Here are records with pictures in them. Copy all of them exactly and leave the pictures out.
--- START OF TASK MATERIAL ---
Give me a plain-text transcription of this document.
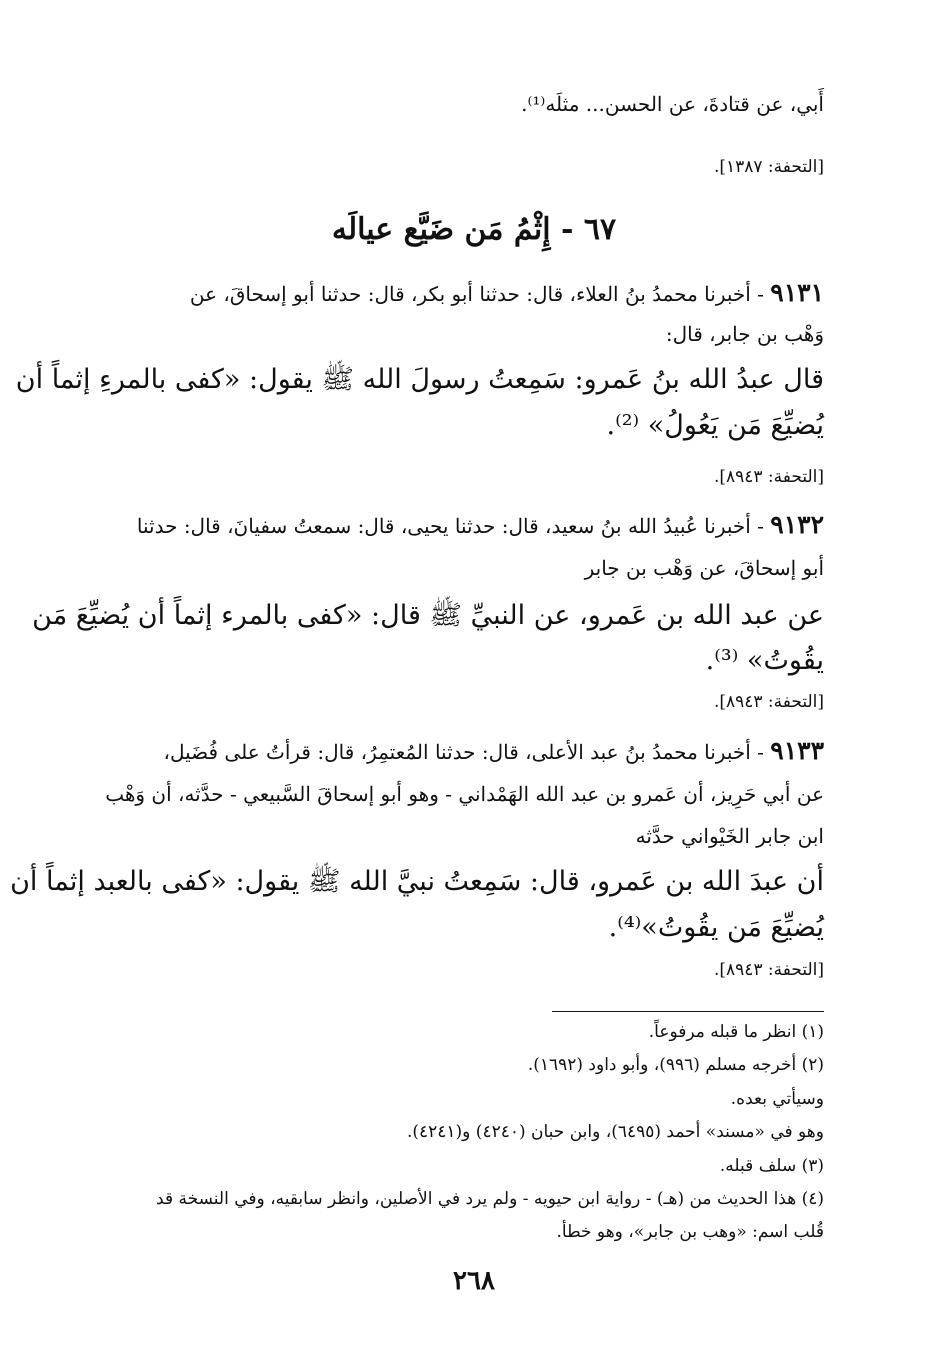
أَبي، عن قتادةَ، عن الحسن... مثلَه⁽¹⁾.
[التحفة: ١٣٨٧].
٦٧ - إِثْمُ مَن ضَيَّع عيالَه
٩١٣١ - أخبرنا محمدُ بنُ العلاء، قال: حدثنا أبو بكر، قال: حدثنا أبو إسحاقَ، عن
وَهْب بن جابر، قال:
قال عبدُ الله بنُ عَمرو: سَمِعتُ رسولَ الله ﷺ يقول: «كفى بالمرءِ إثماً أن
يُضيِّعَ مَن يَعُولُ» ⁽²⁾.
[التحفة: ٨٩٤٣].
٩١٣٢ - أخبرنا عُبيدُ الله بنُ سعيد، قال: حدثنا يحيى، قال: سمعتُ سفيانَ، قال: حدثنا
أبو إسحاقَ، عن وَهْب بن جابر
عن عبد الله بن عَمرو، عن النبيِّ ﷺ قال: «كفى بالمرء إثماً أن يُضيِّعَ مَن
يقُوتُ» ⁽³⁾.
[التحفة: ٨٩٤٣].
٩١٣٣ - أخبرنا محمدُ بنُ عبد الأعلى، قال: حدثنا المُعتمِرُ، قال: قرأتُ على فُضَيل،
عن أبي حَرِيز، أن عَمرو بن عبد الله الهَمْداني - وهو أبو إسحاقَ السَّبيعي - حدَّثه، أن وَهْب
ابن جابر الخَيْواني حدَّثه
أن عبدَ الله بن عَمرو، قال: سَمِعتُ نبيَّ الله ﷺ يقول: «كفى بالعبد إثماً أن
يُضيِّعَ مَن يقُوتُ»⁽⁴⁾.
[التحفة: ٨٩٤٣].
(١) انظر ما قبله مرفوعاً.
(٢) أخرجه مسلم (٩٩٦)، وأبو داود (١٦٩٢).
وسيأتي بعده.
وهو في «مسند» أحمد (٦٤٩٥)، وابن حبان (٤٢٤٠) و(٤٢٤١).
(٣) سلف قبله.
(٤) هذا الحديث من (هـ) - رواية ابن حيويه - ولم يرد في الأصلين، وانظر سابقيه، وفي النسخة قد
قُلب اسم: «وهب بن جابر»، وهو خطأ.
٢٦٨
--- END OF TASK MATERIAL ---
### EXERCISE ANSWER
Give me a plain-text transcription of this document.
أَبي، عن قتادةَ، عن الحسن... مثلَه⁽¹⁾.
[التحفة: ١٣٨٧].
٦٧ - إِثْمُ مَن ضَيَّع عيالَه
٩١٣١ - أخبرنا محمدُ بنُ العلاء، قال: حدثنا أبو بكر، قال: حدثنا أبو إسحاقَ، عن
وَهْب بن جابر، قال:
قال عبدُ الله بنُ عَمرو: سَمِعتُ رسولَ الله ﷺ يقول: «كفى بالمرءِ إثماً أن
يُضيِّعَ مَن يَعُولُ» ⁽²⁾.
[التحفة: ٨٩٤٣].
٩١٣٢ - أخبرنا عُبيدُ الله بنُ سعيد، قال: حدثنا يحيى، قال: سمعتُ سفيانَ، قال: حدثنا
أبو إسحاقَ، عن وَهْب بن جابر
عن عبد الله بن عَمرو، عن النبيِّ ﷺ قال: «كفى بالمرء إثماً أن يُضيِّعَ مَن
يقُوتُ» ⁽³⁾.
[التحفة: ٨٩٤٣].
٩١٣٣ - أخبرنا محمدُ بنُ عبد الأعلى، قال: حدثنا المُعتمِرُ، قال: قرأتُ على فُضَيل،
عن أبي حَرِيز، أن عَمرو بن عبد الله الهَمْداني - وهو أبو إسحاقَ السَّبيعي - حدَّثه، أن وَهْب
ابن جابر الخَيْواني حدَّثه
أن عبدَ الله بن عَمرو، قال: سَمِعتُ نبيَّ الله ﷺ يقول: «كفى بالعبد إثماً أن
يُضيِّعَ مَن يقُوتُ»⁽⁴⁾.
[التحفة: ٨٩٤٣].
(١) انظر ما قبله مرفوعاً.
(٢) أخرجه مسلم (٩٩٦)، وأبو داود (١٦٩٢).
وسيأتي بعده.
وهو في «مسند» أحمد (٦٤٩٥)، وابن حبان (٤٢٤٠) و(٤٢٤١).
(٣) سلف قبله.
(٤) هذا الحديث من (هـ) - رواية ابن حيويه - ولم يرد في الأصلين، وانظر سابقيه، وفي النسخة قد
قُلب اسم: «وهب بن جابر»، وهو خطأ.
٢٦٨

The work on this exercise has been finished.